▶ **PROBLEM REQUIREMENTS**
Using the material below, work out how many lines contain the word "text". Reply with the number and nothing more.

▶ **SUPPLIED ENTRIES**
[Start]
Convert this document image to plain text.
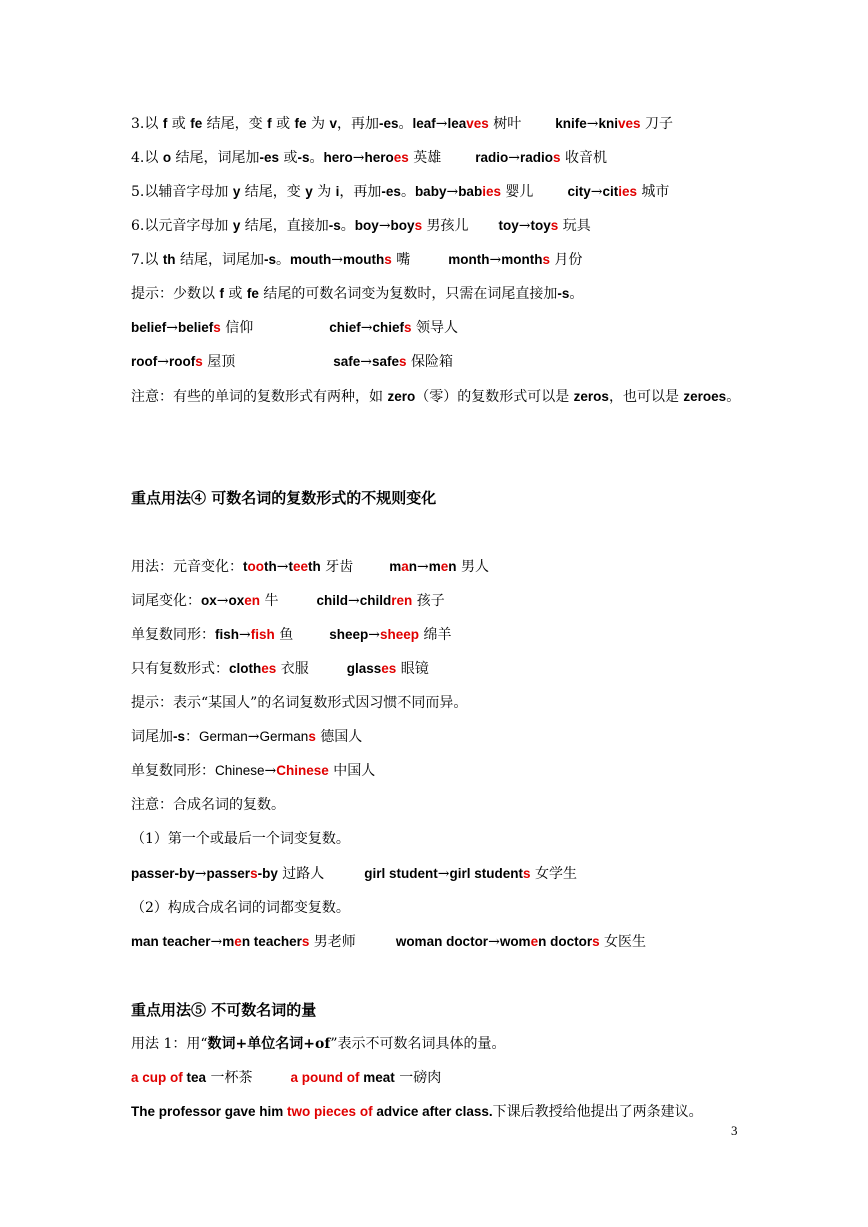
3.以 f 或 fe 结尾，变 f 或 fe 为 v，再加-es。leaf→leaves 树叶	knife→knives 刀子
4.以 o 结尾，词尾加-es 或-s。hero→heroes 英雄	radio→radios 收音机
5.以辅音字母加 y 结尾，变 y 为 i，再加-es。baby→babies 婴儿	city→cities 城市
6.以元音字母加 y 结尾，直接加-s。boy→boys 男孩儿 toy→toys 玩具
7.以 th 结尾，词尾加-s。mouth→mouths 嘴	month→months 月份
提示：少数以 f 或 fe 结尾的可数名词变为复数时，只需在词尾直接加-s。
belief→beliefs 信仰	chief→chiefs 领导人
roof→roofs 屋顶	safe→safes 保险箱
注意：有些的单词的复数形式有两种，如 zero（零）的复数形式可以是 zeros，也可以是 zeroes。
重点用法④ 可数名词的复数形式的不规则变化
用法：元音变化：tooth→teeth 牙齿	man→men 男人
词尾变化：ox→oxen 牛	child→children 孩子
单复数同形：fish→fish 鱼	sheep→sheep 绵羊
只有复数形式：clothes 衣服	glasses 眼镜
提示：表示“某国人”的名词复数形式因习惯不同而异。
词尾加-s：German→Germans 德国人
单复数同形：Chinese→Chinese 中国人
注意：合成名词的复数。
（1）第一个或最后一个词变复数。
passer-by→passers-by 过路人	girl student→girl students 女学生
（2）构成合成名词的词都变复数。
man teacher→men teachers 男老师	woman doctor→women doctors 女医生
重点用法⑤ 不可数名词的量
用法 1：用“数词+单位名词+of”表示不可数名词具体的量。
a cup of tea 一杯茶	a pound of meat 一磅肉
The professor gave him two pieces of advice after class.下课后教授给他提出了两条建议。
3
[End]
[Start]
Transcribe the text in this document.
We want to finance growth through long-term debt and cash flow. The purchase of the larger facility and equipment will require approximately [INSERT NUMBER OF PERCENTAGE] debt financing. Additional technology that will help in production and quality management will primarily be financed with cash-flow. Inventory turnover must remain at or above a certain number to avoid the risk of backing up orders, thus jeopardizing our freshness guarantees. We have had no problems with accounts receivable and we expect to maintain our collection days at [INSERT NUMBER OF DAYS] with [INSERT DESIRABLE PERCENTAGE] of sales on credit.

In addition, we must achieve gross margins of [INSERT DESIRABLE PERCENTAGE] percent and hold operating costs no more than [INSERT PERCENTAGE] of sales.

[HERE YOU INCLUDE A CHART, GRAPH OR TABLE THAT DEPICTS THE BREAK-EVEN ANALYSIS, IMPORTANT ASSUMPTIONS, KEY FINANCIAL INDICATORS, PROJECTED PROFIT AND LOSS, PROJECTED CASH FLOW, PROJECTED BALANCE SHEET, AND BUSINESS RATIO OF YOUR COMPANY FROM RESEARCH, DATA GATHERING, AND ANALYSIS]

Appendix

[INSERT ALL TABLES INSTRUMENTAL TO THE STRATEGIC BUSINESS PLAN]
[End]
▶ **TASK SOLUTION**
2